= What to do =
Copy out all the records exactly.

---------------

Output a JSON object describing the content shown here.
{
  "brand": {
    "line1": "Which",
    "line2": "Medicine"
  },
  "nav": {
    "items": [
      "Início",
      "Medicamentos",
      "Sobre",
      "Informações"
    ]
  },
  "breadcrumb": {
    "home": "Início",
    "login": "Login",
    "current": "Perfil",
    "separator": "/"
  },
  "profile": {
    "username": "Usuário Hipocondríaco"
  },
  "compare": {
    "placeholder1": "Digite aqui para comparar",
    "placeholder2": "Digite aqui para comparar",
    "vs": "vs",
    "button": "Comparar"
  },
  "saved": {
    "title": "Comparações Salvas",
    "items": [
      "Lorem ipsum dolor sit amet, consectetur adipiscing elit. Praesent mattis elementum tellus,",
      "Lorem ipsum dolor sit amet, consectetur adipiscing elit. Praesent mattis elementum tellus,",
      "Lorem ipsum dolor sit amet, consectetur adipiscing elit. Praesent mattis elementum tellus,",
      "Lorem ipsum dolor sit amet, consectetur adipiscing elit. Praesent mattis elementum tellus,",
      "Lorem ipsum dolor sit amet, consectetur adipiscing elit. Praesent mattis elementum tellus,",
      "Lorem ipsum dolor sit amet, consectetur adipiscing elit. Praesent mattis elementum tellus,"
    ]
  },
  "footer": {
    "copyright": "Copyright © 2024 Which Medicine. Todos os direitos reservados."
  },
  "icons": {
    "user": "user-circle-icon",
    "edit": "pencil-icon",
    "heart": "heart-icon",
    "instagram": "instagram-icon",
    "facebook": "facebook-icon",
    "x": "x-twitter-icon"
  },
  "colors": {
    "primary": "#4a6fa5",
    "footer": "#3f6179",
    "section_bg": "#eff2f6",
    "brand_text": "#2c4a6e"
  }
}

---------------

= Correct response =
Output a JSON object describing the content shown here.
{
  "brand": {
    "line1": "Which",
    "line2": "Medicine"
  },
  "nav": {
    "items": [
      "Início",
      "Medicamentos",
      "Sobre",
      "Informações"
    ]
  },
  "breadcrumb": {
    "home": "Início",
    "login": "Login",
    "current": "Perfil",
    "separator": "/"
  },
  "profile": {
    "username": "Usuário Hipocondríaco"
  },
  "compare": {
    "placeholder1": "Digite aqui para comparar",
    "placeholder2": "Digite aqui para comparar",
    "vs": "vs",
    "button": "Comparar"
  },
  "saved": {
    "title": "Comparações Salvas",
    "items": [
      "Lorem ipsum dolor sit amet, consectetur adipiscing elit. Praesent mattis elementum tellus,",
      "Lorem ipsum dolor sit amet, consectetur adipiscing elit. Praesent mattis elementum tellus,",
      "Lorem ipsum dolor sit amet, consectetur adipiscing elit. Praesent mattis elementum tellus,",
      "Lorem ipsum dolor sit amet, consectetur adipiscing elit. Praesent mattis elementum tellus,",
      "Lorem ipsum dolor sit amet, consectetur adipiscing elit. Praesent mattis elementum tellus,",
      "Lorem ipsum dolor sit amet, consectetur adipiscing elit. Praesent mattis elementum tellus,"
    ]
  },
  "footer": {
    "copyright": "Copyright © 2024 Which Medicine. Todos os direitos reservados."
  },
  "icons": {
    "user": "user-circle-icon",
    "edit": "pencil-icon",
    "heart": "heart-icon",
    "instagram": "instagram-icon",
    "facebook": "facebook-icon",
    "x": "x-twitter-icon"
  },
  "colors": {
    "primary": "#4a6fa5",
    "footer": "#3f6179",
    "section_bg": "#eff2f6",
    "brand_text": "#2c4a6e"
  }
}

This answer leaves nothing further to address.